Quote the full listing word for word.

## Begin Records for processing

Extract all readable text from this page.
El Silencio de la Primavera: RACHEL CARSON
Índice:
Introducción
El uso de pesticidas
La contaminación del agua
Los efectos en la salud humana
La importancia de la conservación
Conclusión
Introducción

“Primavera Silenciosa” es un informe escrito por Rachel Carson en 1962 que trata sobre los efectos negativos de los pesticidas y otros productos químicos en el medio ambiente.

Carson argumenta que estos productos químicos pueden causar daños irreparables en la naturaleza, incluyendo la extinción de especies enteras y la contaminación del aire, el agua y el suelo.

## End Records for processing

- [Written answer]:
Extract all readable text from this page.
El Silencio de la Primavera: RACHEL CARSON
Índice:
Introducción
El uso de pesticidas
La contaminación del agua
Los efectos en la salud humana
La importancia de la conservación
Conclusión
Introducción

“Primavera Silenciosa” es un informe escrito por Rachel Carson en 1962 que trata sobre los efectos negativos de los pesticidas y otros productos químicos en el medio ambiente.

Carson argumenta que estos productos químicos pueden causar daños irreparables en la naturaleza, incluyendo la extinción de especies enteras y la contaminación del aire, el agua y el suelo.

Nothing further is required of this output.